Figure contents as structured data

..............................

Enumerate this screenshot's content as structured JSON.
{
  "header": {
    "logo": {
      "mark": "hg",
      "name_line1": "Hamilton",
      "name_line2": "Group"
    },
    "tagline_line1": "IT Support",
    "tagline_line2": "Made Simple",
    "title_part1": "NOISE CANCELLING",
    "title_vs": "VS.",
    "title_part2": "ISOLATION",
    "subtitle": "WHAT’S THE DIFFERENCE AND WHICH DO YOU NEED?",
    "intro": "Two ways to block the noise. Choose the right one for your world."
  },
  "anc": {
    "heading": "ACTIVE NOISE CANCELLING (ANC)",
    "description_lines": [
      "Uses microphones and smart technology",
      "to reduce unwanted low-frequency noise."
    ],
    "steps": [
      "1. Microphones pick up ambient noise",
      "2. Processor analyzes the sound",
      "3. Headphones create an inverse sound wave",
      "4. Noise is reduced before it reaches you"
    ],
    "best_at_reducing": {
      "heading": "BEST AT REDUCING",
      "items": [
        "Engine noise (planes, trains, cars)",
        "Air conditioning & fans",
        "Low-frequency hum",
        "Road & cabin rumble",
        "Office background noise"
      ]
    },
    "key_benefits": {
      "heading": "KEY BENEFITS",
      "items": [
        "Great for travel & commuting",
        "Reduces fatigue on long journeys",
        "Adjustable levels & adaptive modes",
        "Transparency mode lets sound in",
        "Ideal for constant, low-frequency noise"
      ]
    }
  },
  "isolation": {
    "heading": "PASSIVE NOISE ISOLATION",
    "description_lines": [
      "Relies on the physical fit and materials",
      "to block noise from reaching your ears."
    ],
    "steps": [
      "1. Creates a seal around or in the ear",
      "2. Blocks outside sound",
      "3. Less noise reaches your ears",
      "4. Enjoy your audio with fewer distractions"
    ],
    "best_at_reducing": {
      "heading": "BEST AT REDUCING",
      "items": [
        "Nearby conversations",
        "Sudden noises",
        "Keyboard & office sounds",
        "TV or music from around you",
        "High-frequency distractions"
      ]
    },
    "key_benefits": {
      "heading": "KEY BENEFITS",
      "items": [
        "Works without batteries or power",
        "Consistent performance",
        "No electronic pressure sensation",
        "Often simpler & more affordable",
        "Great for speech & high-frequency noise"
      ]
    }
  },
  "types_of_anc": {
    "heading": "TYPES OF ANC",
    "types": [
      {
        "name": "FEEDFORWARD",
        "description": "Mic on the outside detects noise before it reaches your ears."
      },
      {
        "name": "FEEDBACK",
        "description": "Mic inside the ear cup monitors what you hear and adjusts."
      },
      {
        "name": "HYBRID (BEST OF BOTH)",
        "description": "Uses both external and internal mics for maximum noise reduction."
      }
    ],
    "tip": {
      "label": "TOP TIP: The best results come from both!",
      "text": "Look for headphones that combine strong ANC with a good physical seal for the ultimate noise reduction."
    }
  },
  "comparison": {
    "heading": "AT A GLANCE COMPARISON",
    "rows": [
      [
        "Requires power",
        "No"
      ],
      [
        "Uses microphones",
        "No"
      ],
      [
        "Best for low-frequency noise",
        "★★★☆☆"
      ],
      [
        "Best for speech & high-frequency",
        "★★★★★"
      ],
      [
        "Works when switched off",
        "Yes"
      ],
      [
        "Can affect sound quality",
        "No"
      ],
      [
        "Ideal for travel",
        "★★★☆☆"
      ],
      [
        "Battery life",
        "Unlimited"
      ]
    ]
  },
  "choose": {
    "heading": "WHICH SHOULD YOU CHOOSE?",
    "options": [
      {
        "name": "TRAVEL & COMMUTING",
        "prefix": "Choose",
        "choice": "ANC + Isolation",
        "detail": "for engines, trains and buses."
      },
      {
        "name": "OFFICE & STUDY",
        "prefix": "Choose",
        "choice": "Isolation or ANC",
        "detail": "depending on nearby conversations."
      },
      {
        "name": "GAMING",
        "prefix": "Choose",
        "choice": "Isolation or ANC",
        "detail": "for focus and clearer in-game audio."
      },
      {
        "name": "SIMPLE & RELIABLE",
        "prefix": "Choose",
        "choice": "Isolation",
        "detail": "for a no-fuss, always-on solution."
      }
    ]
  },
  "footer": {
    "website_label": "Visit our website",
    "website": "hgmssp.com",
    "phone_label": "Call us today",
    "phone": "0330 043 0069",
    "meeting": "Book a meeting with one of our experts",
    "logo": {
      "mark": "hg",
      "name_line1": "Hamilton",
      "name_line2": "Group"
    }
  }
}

..............................

WHAT YOU NEED TO DO
Everything in the listing above should be restated exactly.

COMPLETE RESPONSE
Enumerate this screenshot's content as structured JSON.
{
  "header": {
    "logo": {
      "mark": "hg",
      "name_line1": "Hamilton",
      "name_line2": "Group"
    },
    "tagline_line1": "IT Support",
    "tagline_line2": "Made Simple",
    "title_part1": "NOISE CANCELLING",
    "title_vs": "VS.",
    "title_part2": "ISOLATION",
    "subtitle": "WHAT’S THE DIFFERENCE AND WHICH DO YOU NEED?",
    "intro": "Two ways to block the noise. Choose the right one for your world."
  },
  "anc": {
    "heading": "ACTIVE NOISE CANCELLING (ANC)",
    "description_lines": [
      "Uses microphones and smart technology",
      "to reduce unwanted low-frequency noise."
    ],
    "steps": [
      "1. Microphones pick up ambient noise",
      "2. Processor analyzes the sound",
      "3. Headphones create an inverse sound wave",
      "4. Noise is reduced before it reaches you"
    ],
    "best_at_reducing": {
      "heading": "BEST AT REDUCING",
      "items": [
        "Engine noise (planes, trains, cars)",
        "Air conditioning & fans",
        "Low-frequency hum",
        "Road & cabin rumble",
        "Office background noise"
      ]
    },
    "key_benefits": {
      "heading": "KEY BENEFITS",
      "items": [
        "Great for travel & commuting",
        "Reduces fatigue on long journeys",
        "Adjustable levels & adaptive modes",
        "Transparency mode lets sound in",
        "Ideal for constant, low-frequency noise"
      ]
    }
  },
  "isolation": {
    "heading": "PASSIVE NOISE ISOLATION",
    "description_lines": [
      "Relies on the physical fit and materials",
      "to block noise from reaching your ears."
    ],
    "steps": [
      "1. Creates a seal around or in the ear",
      "2. Blocks outside sound",
      "3. Less noise reaches your ears",
      "4. Enjoy your audio with fewer distractions"
    ],
    "best_at_reducing": {
      "heading": "BEST AT REDUCING",
      "items": [
        "Nearby conversations",
        "Sudden noises",
        "Keyboard & office sounds",
        "TV or music from around you",
        "High-frequency distractions"
      ]
    },
    "key_benefits": {
      "heading": "KEY BENEFITS",
      "items": [
        "Works without batteries or power",
        "Consistent performance",
        "No electronic pressure sensation",
        "Often simpler & more affordable",
        "Great for speech & high-frequency noise"
      ]
    }
  },
  "types_of_anc": {
    "heading": "TYPES OF ANC",
    "types": [
      {
        "name": "FEEDFORWARD",
        "description": "Mic on the outside detects noise before it reaches your ears."
      },
      {
        "name": "FEEDBACK",
        "description": "Mic inside the ear cup monitors what you hear and adjusts."
      },
      {
        "name": "HYBRID (BEST OF BOTH)",
        "description": "Uses both external and internal mics for maximum noise reduction."
      }
    ],
    "tip": {
      "label": "TOP TIP: The best results come from both!",
      "text": "Look for headphones that combine strong ANC with a good physical seal for the ultimate noise reduction."
    }
  },
  "comparison": {
    "heading": "AT A GLANCE COMPARISON",
    "rows": [
      [
        "Requires power",
        "No"
      ],
      [
        "Uses microphones",
        "No"
      ],
      [
        "Best for low-frequency noise",
        "★★★☆☆"
      ],
      [
        "Best for speech & high-frequency",
        "★★★★★"
      ],
      [
        "Works when switched off",
        "Yes"
      ],
      [
        "Can affect sound quality",
        "No"
      ],
      [
        "Ideal for travel",
        "★★★☆☆"
      ],
      [
        "Battery life",
        "Unlimited"
      ]
    ]
  },
  "choose": {
    "heading": "WHICH SHOULD YOU CHOOSE?",
    "options": [
      {
        "name": "TRAVEL & COMMUTING",
        "prefix": "Choose",
        "choice": "ANC + Isolation",
        "detail": "for engines, trains and buses."
      },
      {
        "name": "OFFICE & STUDY",
        "prefix": "Choose",
        "choice": "Isolation or ANC",
        "detail": "depending on nearby conversations."
      },
      {
        "name": "GAMING",
        "prefix": "Choose",
        "choice": "Isolation or ANC",
        "detail": "for focus and clearer in-game audio."
      },
      {
        "name": "SIMPLE & RELIABLE",
        "prefix": "Choose",
        "choice": "Isolation",
        "detail": "for a no-fuss, always-on solution."
      }
    ]
  },
  "footer": {
    "website_label": "Visit our website",
    "website": "hgmssp.com",
    "phone_label": "Call us today",
    "phone": "0330 043 0069",
    "meeting": "Book a meeting with one of our experts",
    "logo": {
      "mark": "hg",
      "name_line1": "Hamilton",
      "name_line2": "Group"
    }
  }
}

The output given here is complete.